- Task prompt -
Print every entry, word for word, and skip the images.

Dataset excerpts
>>>

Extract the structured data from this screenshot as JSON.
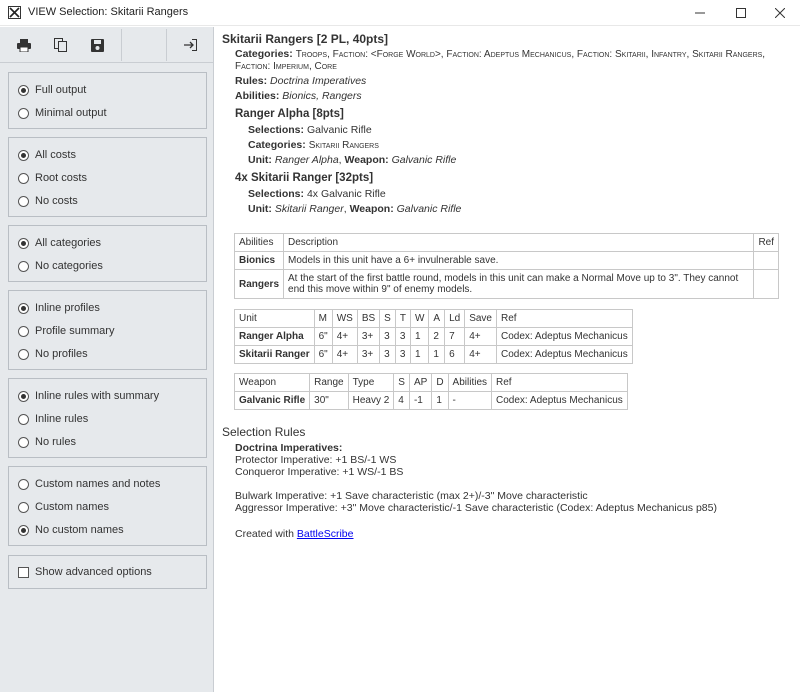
{
  "window": {
    "title": "VIEW Selection: Skitarii Rangers"
  },
  "toolbar": {
    "print_icon": "printer-icon",
    "copy_icon": "copy-icon",
    "save_icon": "save-icon",
    "exit_icon": "exit-icon"
  },
  "options": {
    "output": [
      "Full output",
      "Minimal output"
    ],
    "costs": [
      "All costs",
      "Root costs",
      "No costs"
    ],
    "categories": [
      "All categories",
      "No categories"
    ],
    "profiles": [
      "Inline profiles",
      "Profile summary",
      "No profiles"
    ],
    "rules": [
      "Inline rules with summary",
      "Inline rules",
      "No rules"
    ],
    "names": [
      "Custom names and notes",
      "Custom names",
      "No custom names"
    ],
    "advanced": "Show advanced options"
  },
  "unit": {
    "title": "Skitarii Rangers [2 PL, 40pts]",
    "categories_label": "Categories:",
    "categories_line1": "Troops, Faction: <Forge World>, Faction: Adeptus Mechanicus, Faction: Skitarii, Infantry, Skitarii Rangers,",
    "categories_line2": "Faction: Imperium, Core",
    "rules_label": "Rules:",
    "rules_value": "Doctrina Imperatives",
    "abilities_label": "Abilities:",
    "abilities_value": "Bionics, Rangers"
  },
  "alpha": {
    "title": "Ranger Alpha [8pts]",
    "selections_label": "Selections:",
    "selections_value": "Galvanic Rifle",
    "categories_label": "Categories:",
    "categories_value": "Skitarii Rangers",
    "unit_label": "Unit:",
    "unit_value": "Ranger Alpha",
    "weapon_label": "Weapon:",
    "weapon_value": "Galvanic Rifle"
  },
  "ranger": {
    "title": "4x Skitarii Ranger [32pts]",
    "selections_label": "Selections:",
    "selections_value": "4x Galvanic Rifle",
    "unit_label": "Unit:",
    "unit_value": "Skitarii Ranger",
    "weapon_label": "Weapon:",
    "weapon_value": "Galvanic Rifle"
  },
  "abilities_table": {
    "headers": [
      "Abilities",
      "Description",
      "Ref"
    ],
    "rows": [
      {
        "name": "Bionics",
        "desc1": "Models in this unit have a 6+ invulnerable save.",
        "desc2": ""
      },
      {
        "name": "Rangers",
        "desc1": "At the start of the first battle round, models in this unit can make a Normal Move up to 3\". They cannot",
        "desc2": "end this move within 9\" of enemy models."
      }
    ]
  },
  "unit_table": {
    "headers": [
      "Unit",
      "M",
      "WS",
      "BS",
      "S",
      "T",
      "W",
      "A",
      "Ld",
      "Save",
      "Ref"
    ],
    "rows": [
      [
        "Ranger Alpha",
        "6\"",
        "4+",
        "3+",
        "3",
        "3",
        "1",
        "2",
        "7",
        "4+",
        "Codex: Adeptus Mechanicus"
      ],
      [
        "Skitarii Ranger",
        "6\"",
        "4+",
        "3+",
        "3",
        "3",
        "1",
        "1",
        "6",
        "4+",
        "Codex: Adeptus Mechanicus"
      ]
    ]
  },
  "weapon_table": {
    "headers": [
      "Weapon",
      "Range",
      "Type",
      "S",
      "AP",
      "D",
      "Abilities",
      "Ref"
    ],
    "rows": [
      [
        "Galvanic Rifle",
        "30\"",
        "Heavy 2",
        "4",
        "-1",
        "1",
        "-",
        "Codex: Adeptus Mechanicus"
      ]
    ]
  },
  "selection_rules": {
    "title": "Selection Rules",
    "rule_name": "Doctrina Imperatives:",
    "lines": [
      "Protector Imperative: +1 BS/-1 WS",
      "Conqueror Imperative: +1 WS/-1 BS",
      "",
      "Bulwark Imperative: +1 Save characteristic (max 2+)/-3\" Move characteristic",
      "Aggressor Imperative: +3\" Move characteristic/-1 Save characteristic (Codex: Adeptus Mechanicus p85)"
    ]
  },
  "footer": {
    "created_with": "Created with",
    "link": "BattleScribe"
  }
}
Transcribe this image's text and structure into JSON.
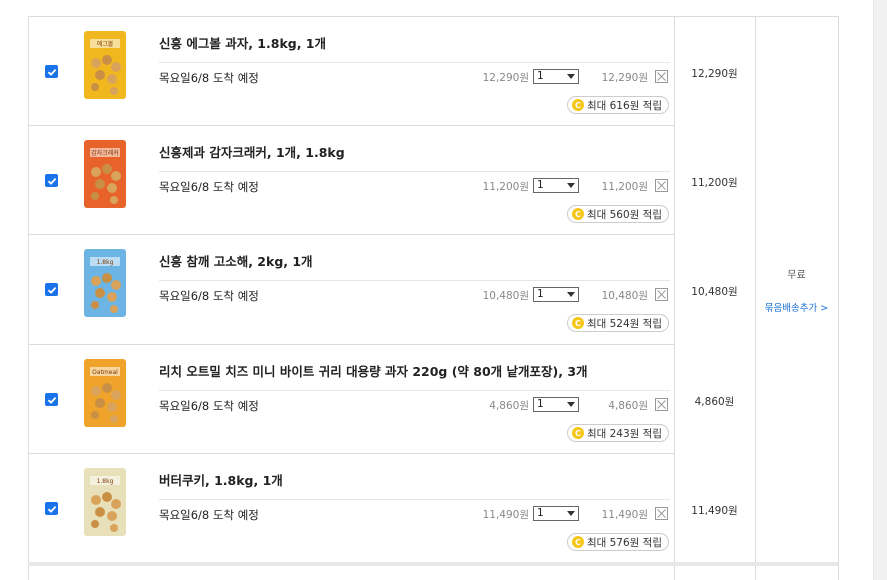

<<<

- Written answer -
Extract the structured data from this screenshot as JSON.
{
  "window": {
    "title": "VIEW Selection: Skitarii Rangers"
  },
  "toolbar": {
    "print_icon": "printer-icon",
    "copy_icon": "copy-icon",
    "save_icon": "save-icon",
    "exit_icon": "exit-icon"
  },
  "options": {
    "output": [
      "Full output",
      "Minimal output"
    ],
    "costs": [
      "All costs",
      "Root costs",
      "No costs"
    ],
    "categories": [
      "All categories",
      "No categories"
    ],
    "profiles": [
      "Inline profiles",
      "Profile summary",
      "No profiles"
    ],
    "rules": [
      "Inline rules with summary",
      "Inline rules",
      "No rules"
    ],
    "names": [
      "Custom names and notes",
      "Custom names",
      "No custom names"
    ],
    "advanced": "Show advanced options"
  },
  "unit": {
    "title": "Skitarii Rangers [2 PL, 40pts]",
    "categories_label": "Categories:",
    "categories_line1": "Troops, Faction: <Forge World>, Faction: Adeptus Mechanicus, Faction: Skitarii, Infantry, Skitarii Rangers,",
    "categories_line2": "Faction: Imperium, Core",
    "rules_label": "Rules:",
    "rules_value": "Doctrina Imperatives",
    "abilities_label": "Abilities:",
    "abilities_value": "Bionics, Rangers"
  },
  "alpha": {
    "title": "Ranger Alpha [8pts]",
    "selections_label": "Selections:",
    "selections_value": "Galvanic Rifle",
    "categories_label": "Categories:",
    "categories_value": "Skitarii Rangers",
    "unit_label": "Unit:",
    "unit_value": "Ranger Alpha",
    "weapon_label": "Weapon:",
    "weapon_value": "Galvanic Rifle"
  },
  "ranger": {
    "title": "4x Skitarii Ranger [32pts]",
    "selections_label": "Selections:",
    "selections_value": "4x Galvanic Rifle",
    "unit_label": "Unit:",
    "unit_value": "Skitarii Ranger",
    "weapon_label": "Weapon:",
    "weapon_value": "Galvanic Rifle"
  },
  "abilities_table": {
    "headers": [
      "Abilities",
      "Description",
      "Ref"
    ],
    "rows": [
      {
        "name": "Bionics",
        "desc1": "Models in this unit have a 6+ invulnerable save.",
        "desc2": ""
      },
      {
        "name": "Rangers",
        "desc1": "At the start of the first battle round, models in this unit can make a Normal Move up to 3\". They cannot",
        "desc2": "end this move within 9\" of enemy models."
      }
    ]
  },
  "unit_table": {
    "headers": [
      "Unit",
      "M",
      "WS",
      "BS",
      "S",
      "T",
      "W",
      "A",
      "Ld",
      "Save",
      "Ref"
    ],
    "rows": [
      [
        "Ranger Alpha",
        "6\"",
        "4+",
        "3+",
        "3",
        "3",
        "1",
        "2",
        "7",
        "4+",
        "Codex: Adeptus Mechanicus"
      ],
      [
        "Skitarii Ranger",
        "6\"",
        "4+",
        "3+",
        "3",
        "3",
        "1",
        "1",
        "6",
        "4+",
        "Codex: Adeptus Mechanicus"
      ]
    ]
  },
  "weapon_table": {
    "headers": [
      "Weapon",
      "Range",
      "Type",
      "S",
      "AP",
      "D",
      "Abilities",
      "Ref"
    ],
    "rows": [
      [
        "Galvanic Rifle",
        "30\"",
        "Heavy 2",
        "4",
        "-1",
        "1",
        "-",
        "Codex: Adeptus Mechanicus"
      ]
    ]
  },
  "selection_rules": {
    "title": "Selection Rules",
    "rule_name": "Doctrina Imperatives:",
    "lines": [
      "Protector Imperative: +1 BS/-1 WS",
      "Conqueror Imperative: +1 WS/-1 BS",
      "",
      "Bulwark Imperative: +1 Save characteristic (max 2+)/-3\" Move characteristic",
      "Aggressor Imperative: +3\" Move characteristic/-1 Save characteristic (Codex: Adeptus Mechanicus p85)"
    ]
  },
  "footer": {
    "created_with": "Created with",
    "link": "BattleScribe"
  }
}
Transcribe this image's text and structure into JSON.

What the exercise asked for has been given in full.